What you should do |
Search the material below for the string "JSON" and extract each line that has it.

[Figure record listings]
——————

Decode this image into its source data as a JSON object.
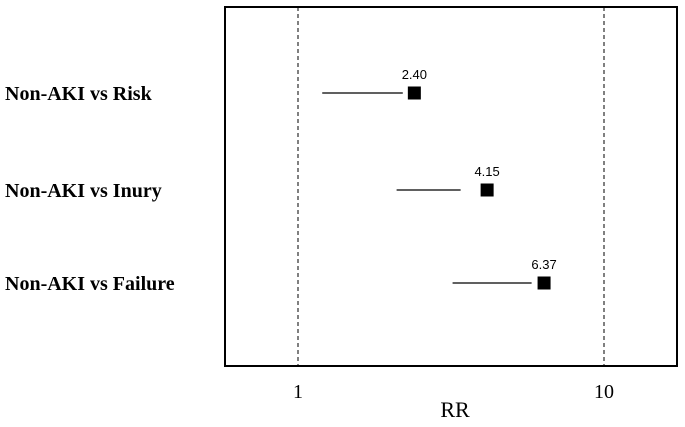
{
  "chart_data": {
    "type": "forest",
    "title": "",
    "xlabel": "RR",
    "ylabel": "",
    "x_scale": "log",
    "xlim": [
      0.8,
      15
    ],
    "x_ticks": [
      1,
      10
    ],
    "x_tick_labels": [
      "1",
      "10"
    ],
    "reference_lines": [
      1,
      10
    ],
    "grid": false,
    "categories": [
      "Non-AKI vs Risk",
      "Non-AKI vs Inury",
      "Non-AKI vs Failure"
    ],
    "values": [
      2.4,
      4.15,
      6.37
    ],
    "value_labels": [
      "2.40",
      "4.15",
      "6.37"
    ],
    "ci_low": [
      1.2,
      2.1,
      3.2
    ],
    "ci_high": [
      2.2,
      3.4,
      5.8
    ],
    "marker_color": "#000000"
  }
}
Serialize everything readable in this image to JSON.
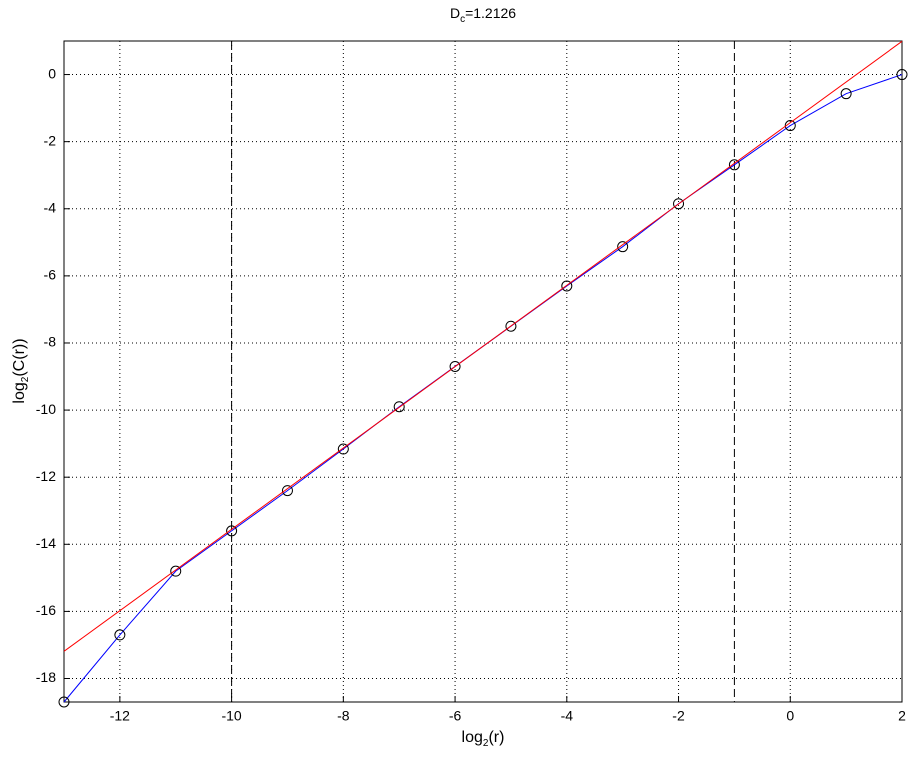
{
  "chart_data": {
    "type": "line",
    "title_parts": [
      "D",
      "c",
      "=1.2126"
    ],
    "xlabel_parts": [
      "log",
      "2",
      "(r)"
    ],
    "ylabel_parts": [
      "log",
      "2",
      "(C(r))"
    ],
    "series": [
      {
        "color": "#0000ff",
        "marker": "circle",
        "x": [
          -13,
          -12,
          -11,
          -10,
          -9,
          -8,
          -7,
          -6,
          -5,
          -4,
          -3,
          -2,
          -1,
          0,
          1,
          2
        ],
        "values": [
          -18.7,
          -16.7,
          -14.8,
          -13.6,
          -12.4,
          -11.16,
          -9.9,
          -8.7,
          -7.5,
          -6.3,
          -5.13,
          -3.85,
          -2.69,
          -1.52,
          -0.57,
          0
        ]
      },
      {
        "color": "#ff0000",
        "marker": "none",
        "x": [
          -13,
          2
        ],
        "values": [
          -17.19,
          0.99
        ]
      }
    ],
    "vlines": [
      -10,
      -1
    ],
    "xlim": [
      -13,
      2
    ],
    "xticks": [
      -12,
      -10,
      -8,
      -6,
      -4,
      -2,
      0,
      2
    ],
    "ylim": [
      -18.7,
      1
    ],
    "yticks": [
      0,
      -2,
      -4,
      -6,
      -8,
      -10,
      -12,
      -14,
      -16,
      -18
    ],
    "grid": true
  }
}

——————

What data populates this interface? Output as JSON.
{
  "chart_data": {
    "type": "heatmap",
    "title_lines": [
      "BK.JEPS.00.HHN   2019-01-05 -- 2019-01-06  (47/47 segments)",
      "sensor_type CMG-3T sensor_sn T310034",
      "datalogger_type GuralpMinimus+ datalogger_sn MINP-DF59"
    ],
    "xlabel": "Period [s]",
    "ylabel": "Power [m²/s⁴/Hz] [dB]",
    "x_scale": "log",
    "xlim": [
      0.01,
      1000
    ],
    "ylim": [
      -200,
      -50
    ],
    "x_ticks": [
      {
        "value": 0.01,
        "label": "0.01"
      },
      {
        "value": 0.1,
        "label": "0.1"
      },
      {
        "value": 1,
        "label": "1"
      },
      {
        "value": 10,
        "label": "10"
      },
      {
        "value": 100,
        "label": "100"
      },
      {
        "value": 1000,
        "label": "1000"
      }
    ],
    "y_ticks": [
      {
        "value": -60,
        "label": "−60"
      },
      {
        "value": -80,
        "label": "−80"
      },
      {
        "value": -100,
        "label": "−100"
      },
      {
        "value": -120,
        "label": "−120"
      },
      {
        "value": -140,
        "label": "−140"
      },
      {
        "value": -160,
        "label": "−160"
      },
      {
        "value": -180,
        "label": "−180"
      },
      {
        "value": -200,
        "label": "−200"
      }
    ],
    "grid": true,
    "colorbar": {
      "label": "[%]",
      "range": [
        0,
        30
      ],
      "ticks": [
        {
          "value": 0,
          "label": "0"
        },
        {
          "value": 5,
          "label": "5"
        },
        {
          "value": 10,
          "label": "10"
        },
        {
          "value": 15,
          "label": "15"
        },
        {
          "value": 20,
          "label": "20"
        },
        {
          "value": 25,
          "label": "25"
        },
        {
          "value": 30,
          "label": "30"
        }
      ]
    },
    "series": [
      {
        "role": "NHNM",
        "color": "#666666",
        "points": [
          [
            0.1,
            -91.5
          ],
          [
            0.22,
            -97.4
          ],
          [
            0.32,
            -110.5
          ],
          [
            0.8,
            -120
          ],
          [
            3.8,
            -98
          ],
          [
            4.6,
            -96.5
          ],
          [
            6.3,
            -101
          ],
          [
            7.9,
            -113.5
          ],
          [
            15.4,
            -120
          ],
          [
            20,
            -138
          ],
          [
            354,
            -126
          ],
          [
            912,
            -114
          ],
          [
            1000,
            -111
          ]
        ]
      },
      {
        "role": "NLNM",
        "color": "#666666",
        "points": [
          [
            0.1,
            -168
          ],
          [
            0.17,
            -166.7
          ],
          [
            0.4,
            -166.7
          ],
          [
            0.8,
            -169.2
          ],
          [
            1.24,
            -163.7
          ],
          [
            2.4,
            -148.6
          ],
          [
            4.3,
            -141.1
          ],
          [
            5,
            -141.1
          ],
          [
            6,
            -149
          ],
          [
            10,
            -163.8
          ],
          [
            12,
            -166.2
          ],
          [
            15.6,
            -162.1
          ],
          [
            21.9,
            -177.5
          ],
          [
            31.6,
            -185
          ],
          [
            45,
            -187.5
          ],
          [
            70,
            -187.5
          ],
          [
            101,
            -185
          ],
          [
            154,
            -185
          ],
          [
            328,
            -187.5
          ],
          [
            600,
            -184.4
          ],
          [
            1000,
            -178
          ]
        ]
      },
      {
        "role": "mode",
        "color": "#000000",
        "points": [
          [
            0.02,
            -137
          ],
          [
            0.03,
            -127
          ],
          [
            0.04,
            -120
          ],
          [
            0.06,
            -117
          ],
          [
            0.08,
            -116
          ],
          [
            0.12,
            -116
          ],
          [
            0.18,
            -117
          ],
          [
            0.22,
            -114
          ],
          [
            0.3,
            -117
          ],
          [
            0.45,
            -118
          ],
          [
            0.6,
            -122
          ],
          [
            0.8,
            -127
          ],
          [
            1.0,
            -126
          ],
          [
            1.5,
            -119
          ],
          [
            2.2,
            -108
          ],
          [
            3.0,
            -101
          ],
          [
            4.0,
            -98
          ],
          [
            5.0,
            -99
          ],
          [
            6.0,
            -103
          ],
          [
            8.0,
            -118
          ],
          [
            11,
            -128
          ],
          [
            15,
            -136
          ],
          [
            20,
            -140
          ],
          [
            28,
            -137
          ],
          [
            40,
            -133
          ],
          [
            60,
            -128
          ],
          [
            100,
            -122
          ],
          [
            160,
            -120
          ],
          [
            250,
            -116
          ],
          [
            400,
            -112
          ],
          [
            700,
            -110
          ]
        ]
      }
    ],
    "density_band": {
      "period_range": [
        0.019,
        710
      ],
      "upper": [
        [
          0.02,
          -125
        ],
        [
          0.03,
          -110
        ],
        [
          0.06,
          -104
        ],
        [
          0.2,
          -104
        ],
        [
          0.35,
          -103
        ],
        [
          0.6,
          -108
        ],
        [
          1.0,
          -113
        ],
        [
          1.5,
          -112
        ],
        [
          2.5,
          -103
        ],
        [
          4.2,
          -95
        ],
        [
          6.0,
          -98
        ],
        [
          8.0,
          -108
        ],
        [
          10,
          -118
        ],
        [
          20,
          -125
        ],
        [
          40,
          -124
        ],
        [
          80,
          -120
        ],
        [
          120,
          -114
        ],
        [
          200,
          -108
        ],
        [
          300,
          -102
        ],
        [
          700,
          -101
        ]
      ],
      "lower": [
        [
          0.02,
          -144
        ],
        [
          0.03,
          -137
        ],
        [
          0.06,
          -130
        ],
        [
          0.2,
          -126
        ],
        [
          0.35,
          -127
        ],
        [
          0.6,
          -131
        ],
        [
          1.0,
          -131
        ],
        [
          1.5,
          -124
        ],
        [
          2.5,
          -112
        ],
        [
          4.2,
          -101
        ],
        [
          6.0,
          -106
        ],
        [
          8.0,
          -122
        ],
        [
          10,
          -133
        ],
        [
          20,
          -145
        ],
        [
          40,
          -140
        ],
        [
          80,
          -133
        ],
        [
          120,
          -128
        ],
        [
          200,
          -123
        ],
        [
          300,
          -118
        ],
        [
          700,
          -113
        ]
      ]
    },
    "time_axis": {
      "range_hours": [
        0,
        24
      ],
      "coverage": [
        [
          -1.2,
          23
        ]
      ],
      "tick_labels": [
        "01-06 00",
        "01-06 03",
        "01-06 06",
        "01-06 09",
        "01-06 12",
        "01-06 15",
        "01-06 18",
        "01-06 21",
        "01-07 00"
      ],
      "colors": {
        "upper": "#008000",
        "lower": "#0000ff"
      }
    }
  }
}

——————

Output below |
Decode this image into its source data as a JSON object.
Serialize everything readable in this image to JSON.
What data populates this interface? Output as JSON.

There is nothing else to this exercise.